[start TASK MATERIAL]
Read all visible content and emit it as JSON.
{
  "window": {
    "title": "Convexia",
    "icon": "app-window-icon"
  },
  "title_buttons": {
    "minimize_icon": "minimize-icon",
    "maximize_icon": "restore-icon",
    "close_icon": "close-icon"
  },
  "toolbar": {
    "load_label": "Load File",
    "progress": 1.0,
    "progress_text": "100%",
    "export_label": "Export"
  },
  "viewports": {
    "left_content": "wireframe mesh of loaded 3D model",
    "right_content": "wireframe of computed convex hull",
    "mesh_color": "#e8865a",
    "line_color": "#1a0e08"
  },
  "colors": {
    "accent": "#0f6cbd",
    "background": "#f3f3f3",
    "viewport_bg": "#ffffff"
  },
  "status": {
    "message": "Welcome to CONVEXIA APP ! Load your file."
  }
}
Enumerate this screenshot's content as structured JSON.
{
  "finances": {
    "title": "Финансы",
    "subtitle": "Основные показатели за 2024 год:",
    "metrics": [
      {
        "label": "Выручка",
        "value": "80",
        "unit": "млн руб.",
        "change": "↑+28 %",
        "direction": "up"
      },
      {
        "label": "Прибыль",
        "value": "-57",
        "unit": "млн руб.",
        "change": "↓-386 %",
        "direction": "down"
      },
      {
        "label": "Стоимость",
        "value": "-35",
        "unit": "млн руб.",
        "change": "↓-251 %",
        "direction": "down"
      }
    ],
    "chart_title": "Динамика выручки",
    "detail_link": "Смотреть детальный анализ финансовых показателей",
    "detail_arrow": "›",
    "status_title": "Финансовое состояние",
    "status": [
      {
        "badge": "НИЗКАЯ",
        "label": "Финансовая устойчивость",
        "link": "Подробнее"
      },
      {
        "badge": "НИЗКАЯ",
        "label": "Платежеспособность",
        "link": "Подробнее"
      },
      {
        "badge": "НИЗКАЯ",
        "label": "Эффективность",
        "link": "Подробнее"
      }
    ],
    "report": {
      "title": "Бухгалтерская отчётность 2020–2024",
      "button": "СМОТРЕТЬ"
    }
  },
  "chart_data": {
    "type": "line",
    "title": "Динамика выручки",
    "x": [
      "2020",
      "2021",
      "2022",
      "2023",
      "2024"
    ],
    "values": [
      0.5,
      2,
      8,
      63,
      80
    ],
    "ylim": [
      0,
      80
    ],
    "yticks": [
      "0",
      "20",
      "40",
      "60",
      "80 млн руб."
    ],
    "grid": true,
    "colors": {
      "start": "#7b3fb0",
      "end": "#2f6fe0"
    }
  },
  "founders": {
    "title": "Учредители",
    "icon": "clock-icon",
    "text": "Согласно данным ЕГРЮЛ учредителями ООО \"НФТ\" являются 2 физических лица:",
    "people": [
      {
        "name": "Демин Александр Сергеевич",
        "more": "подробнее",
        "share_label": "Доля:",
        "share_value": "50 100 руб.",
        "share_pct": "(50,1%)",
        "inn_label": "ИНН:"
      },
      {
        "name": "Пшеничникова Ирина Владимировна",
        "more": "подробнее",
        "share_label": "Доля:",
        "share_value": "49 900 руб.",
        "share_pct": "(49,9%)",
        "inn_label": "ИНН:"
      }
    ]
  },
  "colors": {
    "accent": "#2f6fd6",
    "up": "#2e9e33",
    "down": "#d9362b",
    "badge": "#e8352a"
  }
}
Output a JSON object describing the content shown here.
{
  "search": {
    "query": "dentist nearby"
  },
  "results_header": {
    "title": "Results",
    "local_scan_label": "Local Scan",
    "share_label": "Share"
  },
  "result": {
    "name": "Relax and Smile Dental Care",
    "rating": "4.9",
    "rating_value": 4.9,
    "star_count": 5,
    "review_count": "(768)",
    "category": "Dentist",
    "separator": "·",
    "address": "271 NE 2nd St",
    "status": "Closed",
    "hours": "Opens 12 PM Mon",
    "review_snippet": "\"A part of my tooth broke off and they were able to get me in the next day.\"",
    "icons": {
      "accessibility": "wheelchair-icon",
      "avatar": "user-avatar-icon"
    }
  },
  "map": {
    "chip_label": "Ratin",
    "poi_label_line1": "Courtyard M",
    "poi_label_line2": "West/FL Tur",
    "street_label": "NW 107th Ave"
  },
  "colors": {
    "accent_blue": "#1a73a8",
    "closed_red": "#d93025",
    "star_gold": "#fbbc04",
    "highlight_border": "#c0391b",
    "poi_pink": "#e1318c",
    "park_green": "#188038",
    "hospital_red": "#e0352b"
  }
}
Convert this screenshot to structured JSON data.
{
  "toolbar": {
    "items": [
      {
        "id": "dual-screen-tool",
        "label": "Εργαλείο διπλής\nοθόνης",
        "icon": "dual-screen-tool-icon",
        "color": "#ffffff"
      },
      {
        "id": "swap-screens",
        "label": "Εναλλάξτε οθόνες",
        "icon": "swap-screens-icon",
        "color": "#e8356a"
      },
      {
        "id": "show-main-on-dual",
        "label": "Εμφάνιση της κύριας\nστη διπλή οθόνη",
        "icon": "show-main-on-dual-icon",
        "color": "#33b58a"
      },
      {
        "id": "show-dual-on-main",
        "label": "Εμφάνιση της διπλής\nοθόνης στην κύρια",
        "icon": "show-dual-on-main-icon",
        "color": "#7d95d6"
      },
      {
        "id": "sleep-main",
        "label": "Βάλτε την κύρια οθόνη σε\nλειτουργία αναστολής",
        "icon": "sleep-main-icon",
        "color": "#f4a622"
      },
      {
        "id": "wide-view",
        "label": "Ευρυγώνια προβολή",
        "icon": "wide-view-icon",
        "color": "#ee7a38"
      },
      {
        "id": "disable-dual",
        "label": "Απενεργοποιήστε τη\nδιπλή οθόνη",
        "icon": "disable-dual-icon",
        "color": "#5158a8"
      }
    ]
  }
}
[end TASK MATERIAL]
### DO THIS
For the records above, state how many lines include the string "Εμφάνιση", giving the number and nothing else.

### RESPONSE FOR THIS EXERCISE
2